Scan the records for the string "Params"; copy each line where it occurs.

>>>>

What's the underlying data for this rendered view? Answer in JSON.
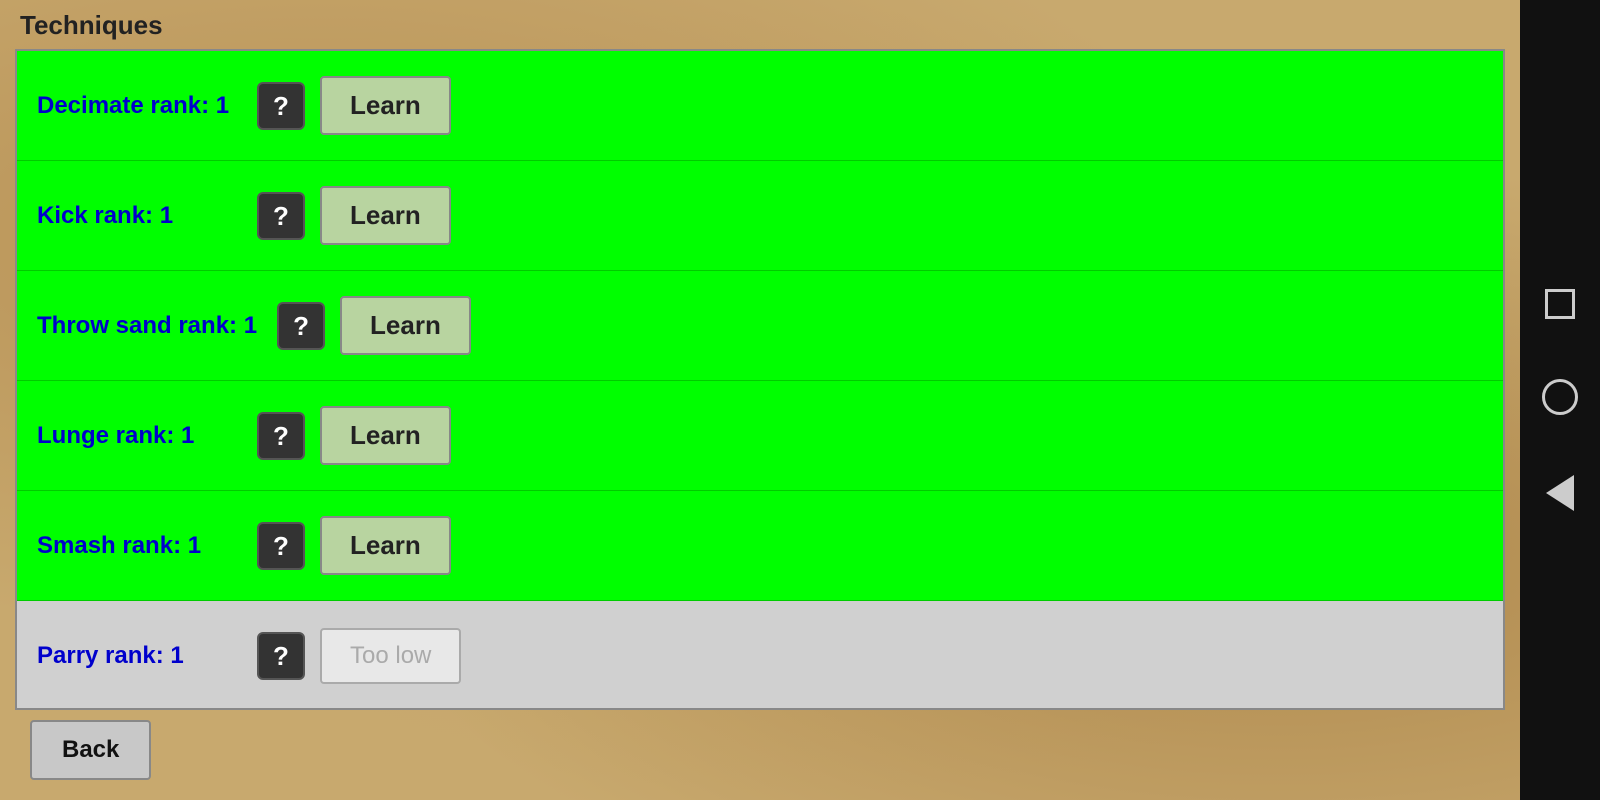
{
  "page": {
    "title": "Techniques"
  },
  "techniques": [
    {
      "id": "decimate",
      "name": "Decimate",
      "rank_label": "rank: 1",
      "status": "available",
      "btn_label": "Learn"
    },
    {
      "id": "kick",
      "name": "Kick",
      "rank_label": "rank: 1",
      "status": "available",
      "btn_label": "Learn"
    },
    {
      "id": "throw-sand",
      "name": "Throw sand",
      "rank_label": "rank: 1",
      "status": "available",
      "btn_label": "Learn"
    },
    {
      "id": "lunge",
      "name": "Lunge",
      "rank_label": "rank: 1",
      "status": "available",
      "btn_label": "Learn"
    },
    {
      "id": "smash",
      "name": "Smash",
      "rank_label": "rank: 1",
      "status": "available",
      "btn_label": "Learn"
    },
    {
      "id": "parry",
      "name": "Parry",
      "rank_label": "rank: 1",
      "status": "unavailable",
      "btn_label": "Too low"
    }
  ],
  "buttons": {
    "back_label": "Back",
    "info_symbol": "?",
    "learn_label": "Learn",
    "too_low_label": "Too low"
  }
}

<<<<
>>>>

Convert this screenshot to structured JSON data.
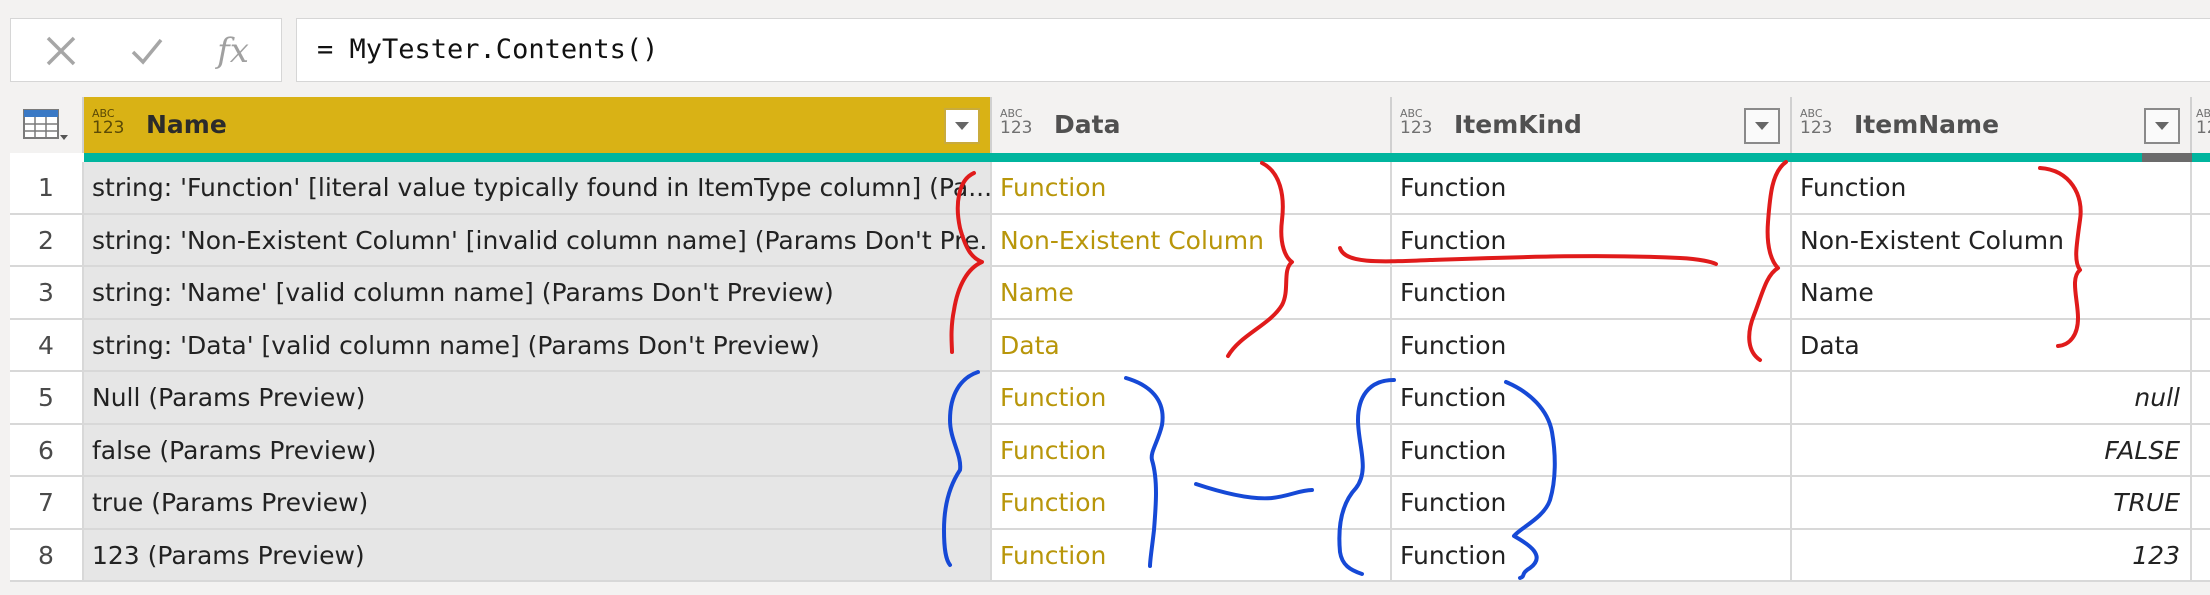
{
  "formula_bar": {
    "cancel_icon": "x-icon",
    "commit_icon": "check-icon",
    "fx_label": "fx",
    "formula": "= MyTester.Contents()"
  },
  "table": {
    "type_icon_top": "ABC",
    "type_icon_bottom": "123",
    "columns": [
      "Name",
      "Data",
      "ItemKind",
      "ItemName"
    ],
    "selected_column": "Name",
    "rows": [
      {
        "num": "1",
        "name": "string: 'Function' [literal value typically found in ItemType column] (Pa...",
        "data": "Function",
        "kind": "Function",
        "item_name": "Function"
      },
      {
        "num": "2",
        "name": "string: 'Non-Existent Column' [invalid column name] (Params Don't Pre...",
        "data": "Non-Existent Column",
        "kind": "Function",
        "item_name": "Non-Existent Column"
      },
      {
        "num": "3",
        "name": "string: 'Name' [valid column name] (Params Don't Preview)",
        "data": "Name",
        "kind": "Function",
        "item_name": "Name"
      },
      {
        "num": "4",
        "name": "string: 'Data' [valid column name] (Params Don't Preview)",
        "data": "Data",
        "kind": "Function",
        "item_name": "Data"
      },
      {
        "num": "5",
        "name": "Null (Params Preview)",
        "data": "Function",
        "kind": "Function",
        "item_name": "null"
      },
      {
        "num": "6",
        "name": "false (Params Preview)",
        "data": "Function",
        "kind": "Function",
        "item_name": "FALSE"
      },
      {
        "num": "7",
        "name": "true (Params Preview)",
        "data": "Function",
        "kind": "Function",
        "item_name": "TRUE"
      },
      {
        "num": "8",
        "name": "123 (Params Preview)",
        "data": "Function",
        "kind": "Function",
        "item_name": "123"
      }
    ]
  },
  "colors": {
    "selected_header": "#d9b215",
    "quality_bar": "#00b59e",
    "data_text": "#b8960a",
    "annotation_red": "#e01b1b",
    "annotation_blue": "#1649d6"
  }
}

<<<<

(Written reply):
        "name": "string: 'Non-Existent Column' [invalid column name] (Params Don't Pre...",
        "name": "string: 'Name' [valid column name] (Params Don't Preview)",
        "name": "string: 'Data' [valid column name] (Params Don't Preview)",
        "name": "Null (Params Preview)",
        "name": "false (Params Preview)",
        "name": "true (Params Preview)",
        "name": "123 (Params Preview)",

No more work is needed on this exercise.